▶ [What is required] Every record must be repeated exactly; omit any pictures they contain.

.....

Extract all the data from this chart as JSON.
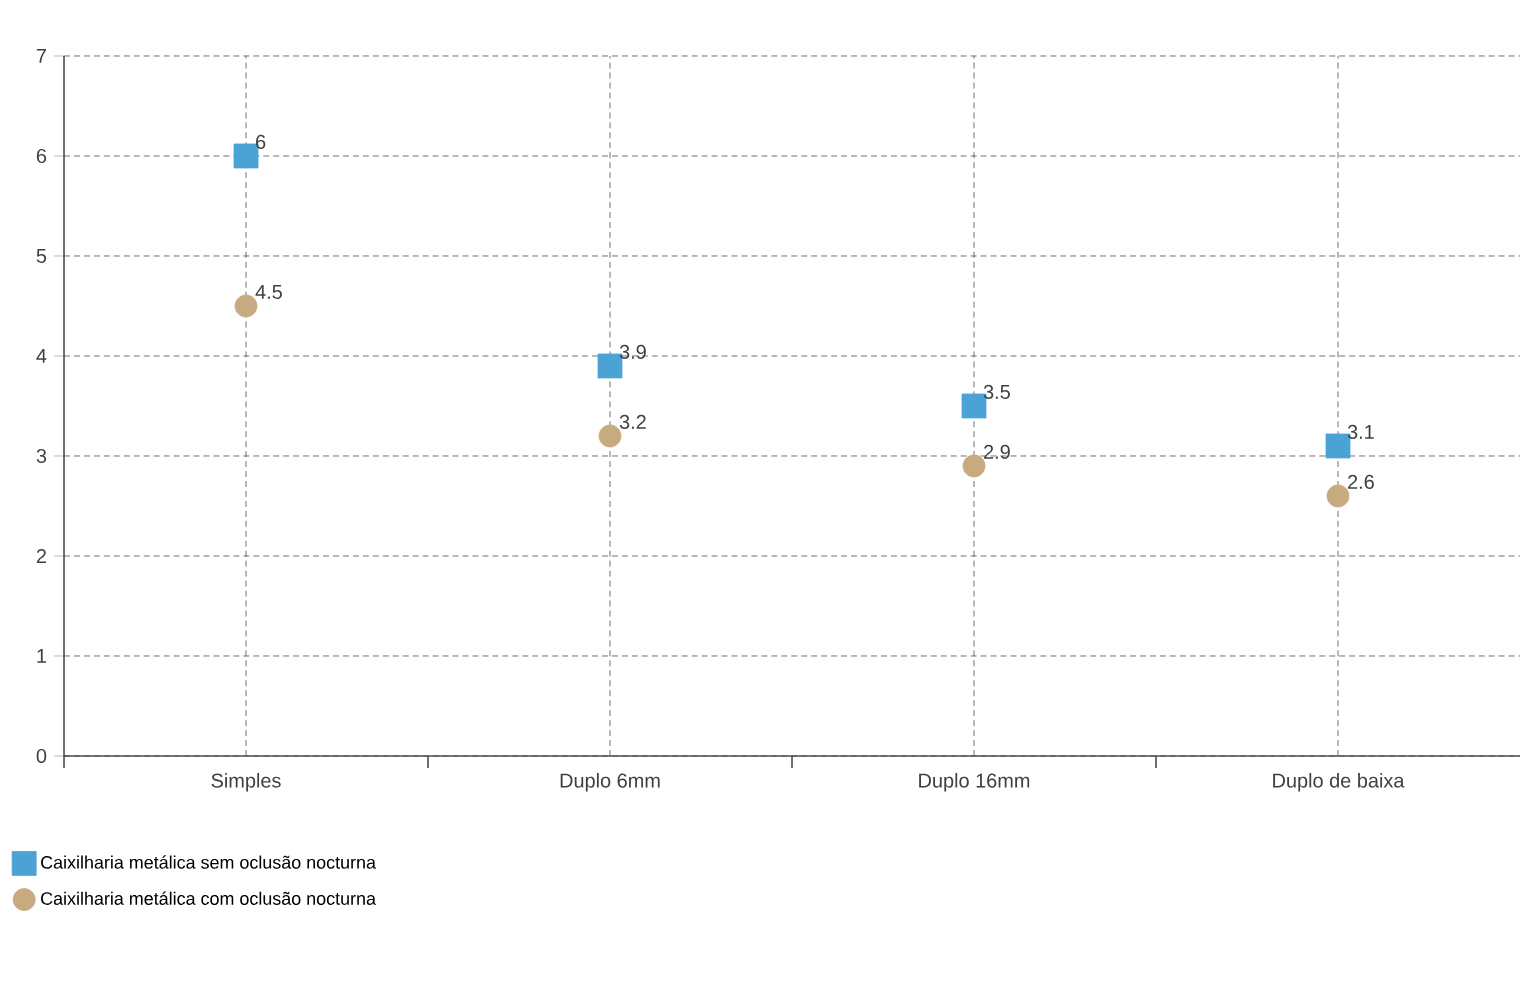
{
  "chart_data": {
    "type": "scatter",
    "categories": [
      "Simples",
      "Duplo 6mm",
      "Duplo 16mm",
      "Duplo de baixa"
    ],
    "series": [
      {
        "name": "Caixilharia metálica sem oclusão nocturna",
        "color": "#4aa3d4",
        "marker": "square",
        "values": [
          6,
          3.9,
          3.5,
          3.1
        ]
      },
      {
        "name": "Caixilharia metálica com oclusão nocturna",
        "color": "#c8aa80",
        "marker": "circle",
        "values": [
          4.5,
          3.2,
          2.9,
          2.6
        ]
      }
    ],
    "ylim": [
      0,
      7
    ],
    "yticks": [
      0,
      1,
      2,
      3,
      4,
      5,
      6,
      7
    ],
    "grid": true,
    "legend": "bottom left",
    "data_labels": true
  }
}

.....

▶ [Solution to this task]
Extract all the data from this chart as JSON.
{
  "chart_data": {
    "type": "scatter",
    "categories": [
      "Simples",
      "Duplo 6mm",
      "Duplo 16mm",
      "Duplo de baixa"
    ],
    "series": [
      {
        "name": "Caixilharia metálica sem oclusão nocturna",
        "color": "#4aa3d4",
        "marker": "square",
        "values": [
          6,
          3.9,
          3.5,
          3.1
        ]
      },
      {
        "name": "Caixilharia metálica com oclusão nocturna",
        "color": "#c8aa80",
        "marker": "circle",
        "values": [
          4.5,
          3.2,
          2.9,
          2.6
        ]
      }
    ],
    "ylim": [
      0,
      7
    ],
    "yticks": [
      0,
      1,
      2,
      3,
      4,
      5,
      6,
      7
    ],
    "grid": true,
    "legend": "bottom left",
    "data_labels": true
  }
}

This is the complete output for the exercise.